Short task
Please pull out every line that includes the string "Computer".

## START Records shown

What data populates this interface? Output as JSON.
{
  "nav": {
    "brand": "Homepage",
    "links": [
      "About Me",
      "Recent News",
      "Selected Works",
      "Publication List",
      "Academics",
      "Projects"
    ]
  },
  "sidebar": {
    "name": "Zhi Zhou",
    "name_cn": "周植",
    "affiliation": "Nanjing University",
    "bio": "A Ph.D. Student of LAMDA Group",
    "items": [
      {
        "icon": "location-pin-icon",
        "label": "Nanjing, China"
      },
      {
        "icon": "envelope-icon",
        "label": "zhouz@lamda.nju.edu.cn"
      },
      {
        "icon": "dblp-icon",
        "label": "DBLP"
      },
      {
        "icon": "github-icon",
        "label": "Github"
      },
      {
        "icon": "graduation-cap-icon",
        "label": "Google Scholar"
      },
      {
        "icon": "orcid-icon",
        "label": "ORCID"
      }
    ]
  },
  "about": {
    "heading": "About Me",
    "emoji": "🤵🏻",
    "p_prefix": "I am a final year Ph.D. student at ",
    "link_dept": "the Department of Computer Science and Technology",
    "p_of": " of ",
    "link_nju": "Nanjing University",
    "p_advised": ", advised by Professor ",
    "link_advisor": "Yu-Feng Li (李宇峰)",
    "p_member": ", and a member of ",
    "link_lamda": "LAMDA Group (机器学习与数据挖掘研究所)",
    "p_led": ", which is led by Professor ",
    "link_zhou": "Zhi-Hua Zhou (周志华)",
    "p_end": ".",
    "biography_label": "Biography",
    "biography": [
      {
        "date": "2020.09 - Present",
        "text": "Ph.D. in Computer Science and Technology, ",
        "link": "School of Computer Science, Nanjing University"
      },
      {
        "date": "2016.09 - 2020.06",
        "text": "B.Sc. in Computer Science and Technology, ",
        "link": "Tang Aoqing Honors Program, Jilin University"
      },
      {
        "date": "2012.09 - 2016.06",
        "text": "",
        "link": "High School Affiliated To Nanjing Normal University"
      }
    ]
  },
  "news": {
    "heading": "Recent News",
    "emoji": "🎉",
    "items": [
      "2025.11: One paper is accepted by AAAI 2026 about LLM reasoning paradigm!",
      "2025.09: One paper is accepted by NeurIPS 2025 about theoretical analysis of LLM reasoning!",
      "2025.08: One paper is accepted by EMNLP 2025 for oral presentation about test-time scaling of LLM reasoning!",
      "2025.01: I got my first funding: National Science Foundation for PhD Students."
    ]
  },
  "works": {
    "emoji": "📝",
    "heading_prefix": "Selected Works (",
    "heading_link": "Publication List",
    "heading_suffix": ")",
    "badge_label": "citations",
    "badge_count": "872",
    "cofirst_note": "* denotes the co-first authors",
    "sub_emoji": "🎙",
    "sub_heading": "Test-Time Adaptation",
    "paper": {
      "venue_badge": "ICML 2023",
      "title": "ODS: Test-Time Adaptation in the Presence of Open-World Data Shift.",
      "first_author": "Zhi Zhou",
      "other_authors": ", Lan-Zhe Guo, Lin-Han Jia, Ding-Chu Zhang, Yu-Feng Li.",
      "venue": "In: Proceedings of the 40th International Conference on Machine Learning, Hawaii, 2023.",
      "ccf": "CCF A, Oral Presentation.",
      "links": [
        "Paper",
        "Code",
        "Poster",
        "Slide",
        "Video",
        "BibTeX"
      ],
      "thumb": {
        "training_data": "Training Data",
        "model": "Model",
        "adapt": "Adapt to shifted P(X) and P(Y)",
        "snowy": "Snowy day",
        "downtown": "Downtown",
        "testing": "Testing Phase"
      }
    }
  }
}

## END Records shown

Task solution
    "link_dept": "the Department of Computer Science and Technology",
        "text": "Ph.D. in Computer Science and Technology, ",
        "link": "School of Computer Science, Nanjing University"
        "text": "B.Sc. in Computer Science and Technology, ",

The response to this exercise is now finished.